What you are asked to do. Copy all the data exactly, except the pictures.

Information provided.
_____

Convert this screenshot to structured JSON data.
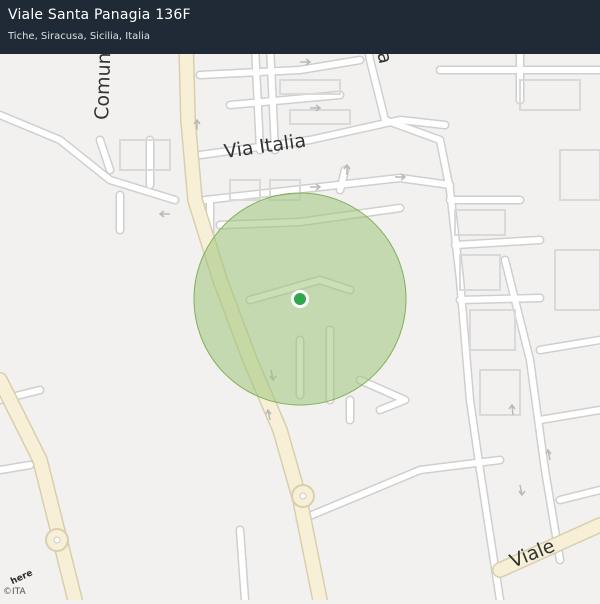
{
  "header": {
    "title": "Viale Santa Panagia 136F",
    "subtitle": "Tiche, Siracusa, Sicilia, Italia"
  },
  "map": {
    "street_labels": {
      "comuni": "Comuni",
      "irlanda": "Irlanda",
      "via_italia": "Via  Italia",
      "viale": "Viale"
    },
    "accuracy_circle_color": "#9fc47a",
    "location_dot_color": "#2ea84a",
    "major_road_color": "#f7f0d7",
    "land_color": "#f2f1f0"
  },
  "attribution": {
    "logo_text": "here",
    "copyright": "©ITA"
  }
}
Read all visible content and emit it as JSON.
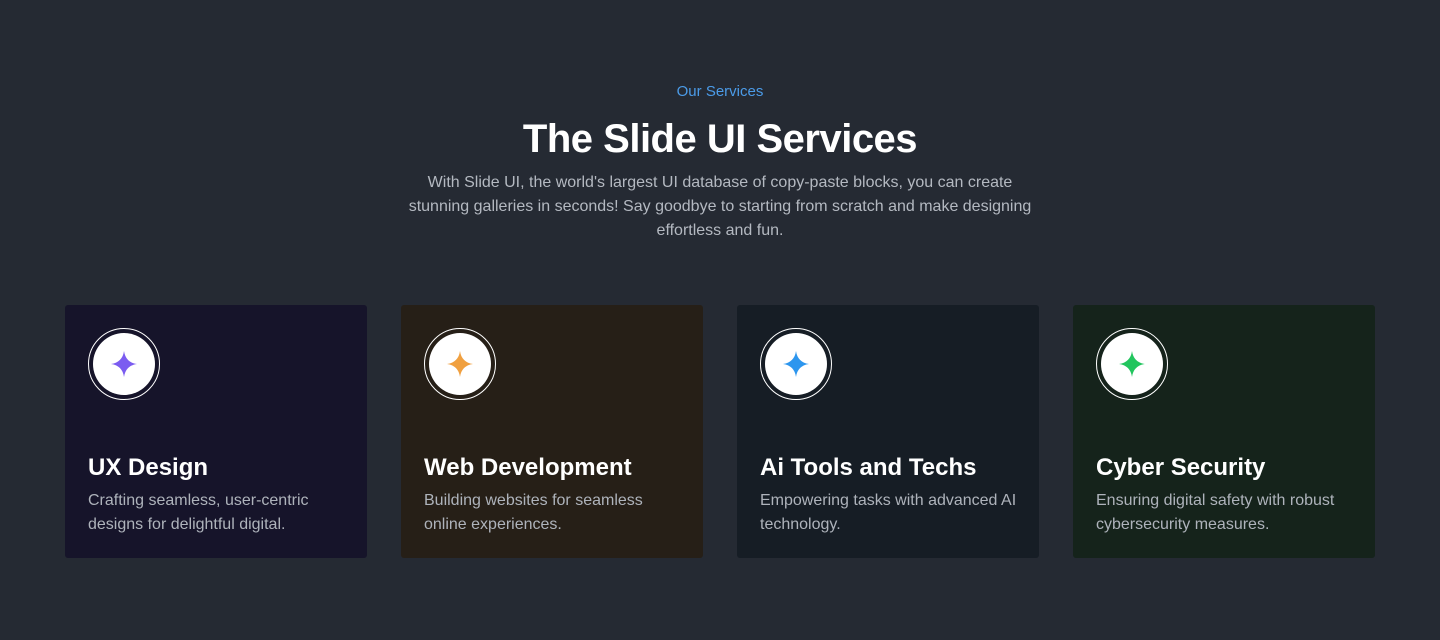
{
  "header": {
    "eyebrow": "Our Services",
    "title": "The Slide UI Services",
    "subtitle": "With Slide UI, the world's largest UI database of copy-paste blocks, you can create stunning galleries in seconds! Say goodbye to starting from scratch and make designing effortless and fun."
  },
  "cards": [
    {
      "title": "UX Design",
      "description": "Crafting seamless, user-centric designs for delightful digital.",
      "icon": "sparkle-icon",
      "accent": "#7b5cf0",
      "background": "#16142a"
    },
    {
      "title": "Web Development",
      "description": "Building websites for seamless online experiences.",
      "icon": "sparkle-icon",
      "accent": "#f0a040",
      "background": "#261f17"
    },
    {
      "title": "Ai Tools and Techs",
      "description": "Empowering tasks with advanced AI technology.",
      "icon": "sparkle-icon",
      "accent": "#2d96ee",
      "background": "#161d25"
    },
    {
      "title": "Cyber Security",
      "description": "Ensuring digital safety with robust cybersecurity measures.",
      "icon": "sparkle-icon",
      "accent": "#22c55e",
      "background": "#15231b"
    }
  ]
}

_____

Result.
Convert this screenshot to structured JSON data.
{
  "header": {
    "title": "Viale Santa Panagia 136F",
    "subtitle": "Tiche, Siracusa, Sicilia, Italia"
  },
  "map": {
    "street_labels": {
      "comuni": "Comuni",
      "irlanda": "Irlanda",
      "via_italia": "Via  Italia",
      "viale": "Viale"
    },
    "accuracy_circle_color": "#9fc47a",
    "location_dot_color": "#2ea84a",
    "major_road_color": "#f7f0d7",
    "land_color": "#f2f1f0"
  },
  "attribution": {
    "logo_text": "here",
    "copyright": "©ITA"
  }
}
Read all visible content and emit it as JSON.
{
  "header": {
    "eyebrow": "Our Services",
    "title": "The Slide UI Services",
    "subtitle": "With Slide UI, the world's largest UI database of copy-paste blocks, you can create stunning galleries in seconds! Say goodbye to starting from scratch and make designing effortless and fun."
  },
  "cards": [
    {
      "title": "UX Design",
      "description": "Crafting seamless, user-centric designs for delightful digital.",
      "icon": "sparkle-icon",
      "accent": "#7b5cf0",
      "background": "#16142a"
    },
    {
      "title": "Web Development",
      "description": "Building websites for seamless online experiences.",
      "icon": "sparkle-icon",
      "accent": "#f0a040",
      "background": "#261f17"
    },
    {
      "title": "Ai Tools and Techs",
      "description": "Empowering tasks with advanced AI technology.",
      "icon": "sparkle-icon",
      "accent": "#2d96ee",
      "background": "#161d25"
    },
    {
      "title": "Cyber Security",
      "description": "Ensuring digital safety with robust cybersecurity measures.",
      "icon": "sparkle-icon",
      "accent": "#22c55e",
      "background": "#15231b"
    }
  ]
}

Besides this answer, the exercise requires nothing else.